╭──
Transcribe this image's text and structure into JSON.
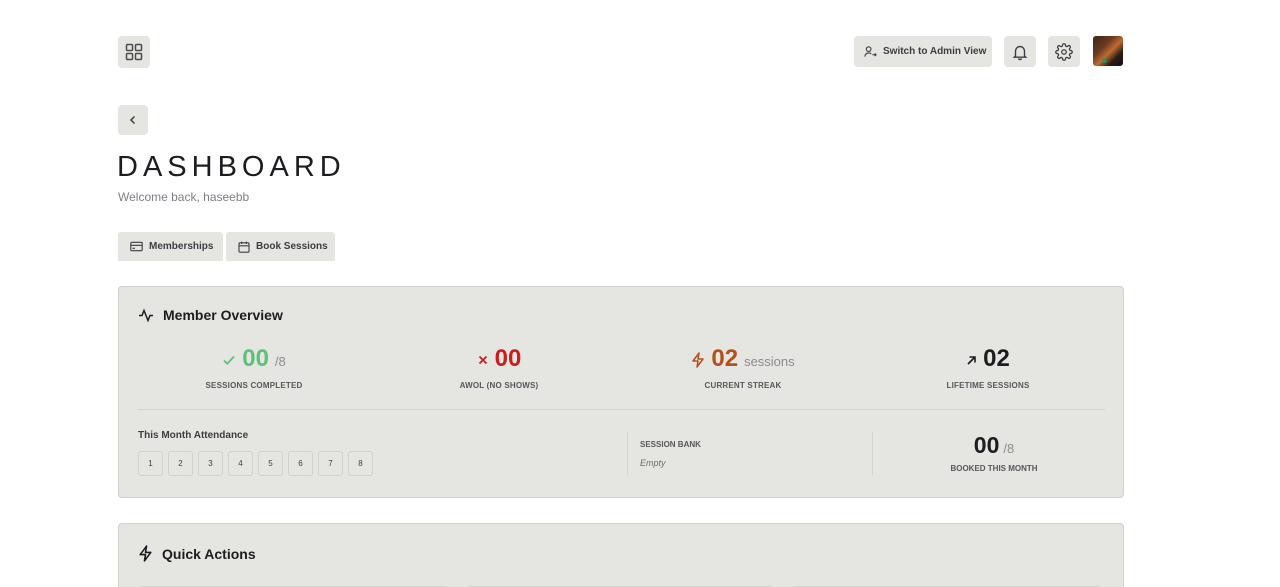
{
  "header": {
    "admin_button_label": "Switch to Admin View",
    "icons": [
      "grid-icon",
      "user-switch-icon",
      "bell-icon",
      "gear-icon",
      "avatar"
    ]
  },
  "page": {
    "title": "DASHBOARD",
    "welcome": "Welcome back, haseebb"
  },
  "tabs": [
    {
      "label": "Memberships",
      "icon": "credit-card-icon"
    },
    {
      "label": "Book Sessions",
      "icon": "calendar-icon"
    }
  ],
  "overview": {
    "title": "Member Overview",
    "stats": {
      "completed": {
        "value": "00",
        "suffix": "/8",
        "caption": "SESSIONS COMPLETED",
        "color": "#5cc27a"
      },
      "awol": {
        "value": "00",
        "caption": "AWOL (NO SHOWS)",
        "color": "#c81e1e"
      },
      "streak": {
        "value": "02",
        "suffix": "sessions",
        "caption": "CURRENT STREAK",
        "color": "#b3501c"
      },
      "lifetime": {
        "value": "02",
        "caption": "LIFETIME SESSIONS",
        "color": "#1c1d20"
      }
    },
    "attendance": {
      "label": "This Month Attendance",
      "days": [
        "1",
        "2",
        "3",
        "4",
        "5",
        "6",
        "7",
        "8"
      ]
    },
    "session_bank": {
      "label": "SESSION BANK",
      "value": "Empty"
    },
    "booked": {
      "value": "00",
      "suffix": "/8",
      "caption": "BOOKED THIS MONTH"
    }
  },
  "quick_actions": {
    "title": "Quick Actions"
  }
}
╰──
:: What is being asked ::
Return all of the data exactly as written, and drop the pictures.

:: Written reply ::
Transcribe this image's text and structure into JSON.
{
  "header": {
    "admin_button_label": "Switch to Admin View",
    "icons": [
      "grid-icon",
      "user-switch-icon",
      "bell-icon",
      "gear-icon",
      "avatar"
    ]
  },
  "page": {
    "title": "DASHBOARD",
    "welcome": "Welcome back, haseebb"
  },
  "tabs": [
    {
      "label": "Memberships",
      "icon": "credit-card-icon"
    },
    {
      "label": "Book Sessions",
      "icon": "calendar-icon"
    }
  ],
  "overview": {
    "title": "Member Overview",
    "stats": {
      "completed": {
        "value": "00",
        "suffix": "/8",
        "caption": "SESSIONS COMPLETED",
        "color": "#5cc27a"
      },
      "awol": {
        "value": "00",
        "caption": "AWOL (NO SHOWS)",
        "color": "#c81e1e"
      },
      "streak": {
        "value": "02",
        "suffix": "sessions",
        "caption": "CURRENT STREAK",
        "color": "#b3501c"
      },
      "lifetime": {
        "value": "02",
        "caption": "LIFETIME SESSIONS",
        "color": "#1c1d20"
      }
    },
    "attendance": {
      "label": "This Month Attendance",
      "days": [
        "1",
        "2",
        "3",
        "4",
        "5",
        "6",
        "7",
        "8"
      ]
    },
    "session_bank": {
      "label": "SESSION BANK",
      "value": "Empty"
    },
    "booked": {
      "value": "00",
      "suffix": "/8",
      "caption": "BOOKED THIS MONTH"
    }
  },
  "quick_actions": {
    "title": "Quick Actions"
  }
}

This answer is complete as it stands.